### Structured figure records
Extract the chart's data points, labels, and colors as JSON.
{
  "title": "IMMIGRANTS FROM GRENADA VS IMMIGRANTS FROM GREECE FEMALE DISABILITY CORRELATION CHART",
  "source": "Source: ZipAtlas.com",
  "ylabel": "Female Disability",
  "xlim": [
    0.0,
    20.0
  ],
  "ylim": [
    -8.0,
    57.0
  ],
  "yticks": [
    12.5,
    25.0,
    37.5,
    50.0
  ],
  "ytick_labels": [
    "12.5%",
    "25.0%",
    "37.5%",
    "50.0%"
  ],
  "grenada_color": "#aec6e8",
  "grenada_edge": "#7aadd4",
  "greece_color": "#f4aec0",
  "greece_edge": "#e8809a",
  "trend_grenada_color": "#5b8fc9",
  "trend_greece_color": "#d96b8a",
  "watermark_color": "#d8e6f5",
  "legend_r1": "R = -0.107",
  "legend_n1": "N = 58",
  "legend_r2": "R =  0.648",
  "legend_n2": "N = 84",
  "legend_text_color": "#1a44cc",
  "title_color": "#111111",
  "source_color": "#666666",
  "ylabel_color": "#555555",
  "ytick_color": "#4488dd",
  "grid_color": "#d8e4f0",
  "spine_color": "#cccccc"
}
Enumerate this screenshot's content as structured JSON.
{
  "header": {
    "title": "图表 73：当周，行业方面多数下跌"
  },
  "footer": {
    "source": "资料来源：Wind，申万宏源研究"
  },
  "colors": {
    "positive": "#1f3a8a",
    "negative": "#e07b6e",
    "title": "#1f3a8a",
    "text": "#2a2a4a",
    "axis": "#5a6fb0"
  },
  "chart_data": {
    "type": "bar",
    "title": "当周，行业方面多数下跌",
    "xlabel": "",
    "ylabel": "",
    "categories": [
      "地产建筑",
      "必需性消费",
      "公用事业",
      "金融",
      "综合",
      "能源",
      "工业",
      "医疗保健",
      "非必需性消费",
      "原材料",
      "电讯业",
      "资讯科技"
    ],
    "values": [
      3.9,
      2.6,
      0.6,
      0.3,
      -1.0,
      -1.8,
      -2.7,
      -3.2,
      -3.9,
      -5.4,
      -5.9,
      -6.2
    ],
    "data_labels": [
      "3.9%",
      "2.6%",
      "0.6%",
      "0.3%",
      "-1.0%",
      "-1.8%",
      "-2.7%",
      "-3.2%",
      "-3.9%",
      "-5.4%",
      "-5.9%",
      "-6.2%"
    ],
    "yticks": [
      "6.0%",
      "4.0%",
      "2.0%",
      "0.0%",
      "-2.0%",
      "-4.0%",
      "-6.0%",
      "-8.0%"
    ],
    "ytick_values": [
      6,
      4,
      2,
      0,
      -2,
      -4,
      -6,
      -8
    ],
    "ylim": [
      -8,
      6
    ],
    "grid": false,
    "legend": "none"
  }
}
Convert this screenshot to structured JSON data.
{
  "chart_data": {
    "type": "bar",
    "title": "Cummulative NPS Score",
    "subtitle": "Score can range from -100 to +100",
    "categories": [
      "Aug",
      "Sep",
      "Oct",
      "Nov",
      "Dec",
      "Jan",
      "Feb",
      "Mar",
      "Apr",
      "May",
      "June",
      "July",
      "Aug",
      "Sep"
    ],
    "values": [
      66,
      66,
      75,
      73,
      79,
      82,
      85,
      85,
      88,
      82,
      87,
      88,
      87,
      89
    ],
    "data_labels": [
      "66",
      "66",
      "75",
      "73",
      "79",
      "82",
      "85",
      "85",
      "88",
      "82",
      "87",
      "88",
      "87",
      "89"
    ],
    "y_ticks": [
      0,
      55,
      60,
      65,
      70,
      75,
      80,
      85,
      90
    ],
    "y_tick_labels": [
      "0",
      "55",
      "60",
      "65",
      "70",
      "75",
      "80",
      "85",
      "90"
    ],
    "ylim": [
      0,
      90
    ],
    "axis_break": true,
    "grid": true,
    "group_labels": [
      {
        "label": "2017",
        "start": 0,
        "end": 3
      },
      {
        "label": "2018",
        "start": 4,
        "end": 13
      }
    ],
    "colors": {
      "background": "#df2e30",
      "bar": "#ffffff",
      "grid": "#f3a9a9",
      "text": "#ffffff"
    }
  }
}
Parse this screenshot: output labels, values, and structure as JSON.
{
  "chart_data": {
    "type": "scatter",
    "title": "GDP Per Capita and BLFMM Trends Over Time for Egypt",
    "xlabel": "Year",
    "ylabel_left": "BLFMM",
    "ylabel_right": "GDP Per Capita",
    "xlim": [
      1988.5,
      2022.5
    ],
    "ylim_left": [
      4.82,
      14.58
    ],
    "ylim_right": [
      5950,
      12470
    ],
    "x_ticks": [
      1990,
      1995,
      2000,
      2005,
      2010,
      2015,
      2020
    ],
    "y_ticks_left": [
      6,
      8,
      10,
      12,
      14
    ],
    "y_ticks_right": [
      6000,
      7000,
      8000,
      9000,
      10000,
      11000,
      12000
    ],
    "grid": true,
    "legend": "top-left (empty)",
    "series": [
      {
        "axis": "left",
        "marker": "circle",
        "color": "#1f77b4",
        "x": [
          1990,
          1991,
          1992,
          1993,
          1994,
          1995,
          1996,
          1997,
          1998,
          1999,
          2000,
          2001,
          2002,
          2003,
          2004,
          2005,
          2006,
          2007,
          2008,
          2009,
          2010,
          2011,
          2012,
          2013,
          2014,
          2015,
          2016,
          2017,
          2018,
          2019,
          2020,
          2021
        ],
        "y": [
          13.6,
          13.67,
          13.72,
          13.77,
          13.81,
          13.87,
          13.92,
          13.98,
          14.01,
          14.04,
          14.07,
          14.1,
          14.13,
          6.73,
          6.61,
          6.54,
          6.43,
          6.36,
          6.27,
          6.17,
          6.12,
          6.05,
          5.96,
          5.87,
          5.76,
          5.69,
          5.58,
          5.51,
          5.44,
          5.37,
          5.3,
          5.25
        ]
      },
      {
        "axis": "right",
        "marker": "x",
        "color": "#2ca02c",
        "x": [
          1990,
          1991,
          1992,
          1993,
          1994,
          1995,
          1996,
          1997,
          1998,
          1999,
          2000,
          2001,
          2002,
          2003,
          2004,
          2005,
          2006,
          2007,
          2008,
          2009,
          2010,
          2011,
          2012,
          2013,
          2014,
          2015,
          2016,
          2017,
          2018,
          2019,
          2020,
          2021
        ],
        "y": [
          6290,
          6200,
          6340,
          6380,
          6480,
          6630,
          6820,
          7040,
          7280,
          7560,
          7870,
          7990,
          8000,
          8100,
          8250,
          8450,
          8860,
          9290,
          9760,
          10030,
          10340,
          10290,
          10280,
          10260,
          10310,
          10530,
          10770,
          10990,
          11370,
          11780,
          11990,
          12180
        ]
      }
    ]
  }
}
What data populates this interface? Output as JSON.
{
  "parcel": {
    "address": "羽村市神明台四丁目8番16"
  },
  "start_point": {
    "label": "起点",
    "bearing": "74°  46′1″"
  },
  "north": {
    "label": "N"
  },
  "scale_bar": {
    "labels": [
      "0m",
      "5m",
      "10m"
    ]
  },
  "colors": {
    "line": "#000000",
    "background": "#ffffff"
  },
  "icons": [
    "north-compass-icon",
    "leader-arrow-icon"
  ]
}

### Task description
Only the lines from the one containing "What data populates" through the end of the entries above belong in the answer; repeat them exactly.

### Response below
What data populates this interface? Output as JSON.
{
  "parcel": {
    "address": "羽村市神明台四丁目8番16"
  },
  "start_point": {
    "label": "起点",
    "bearing": "74°  46′1″"
  },
  "north": {
    "label": "N"
  },
  "scale_bar": {
    "labels": [
      "0m",
      "5m",
      "10m"
    ]
  },
  "colors": {
    "line": "#000000",
    "background": "#ffffff"
  },
  "icons": [
    "north-compass-icon",
    "leader-arrow-icon"
  ]
}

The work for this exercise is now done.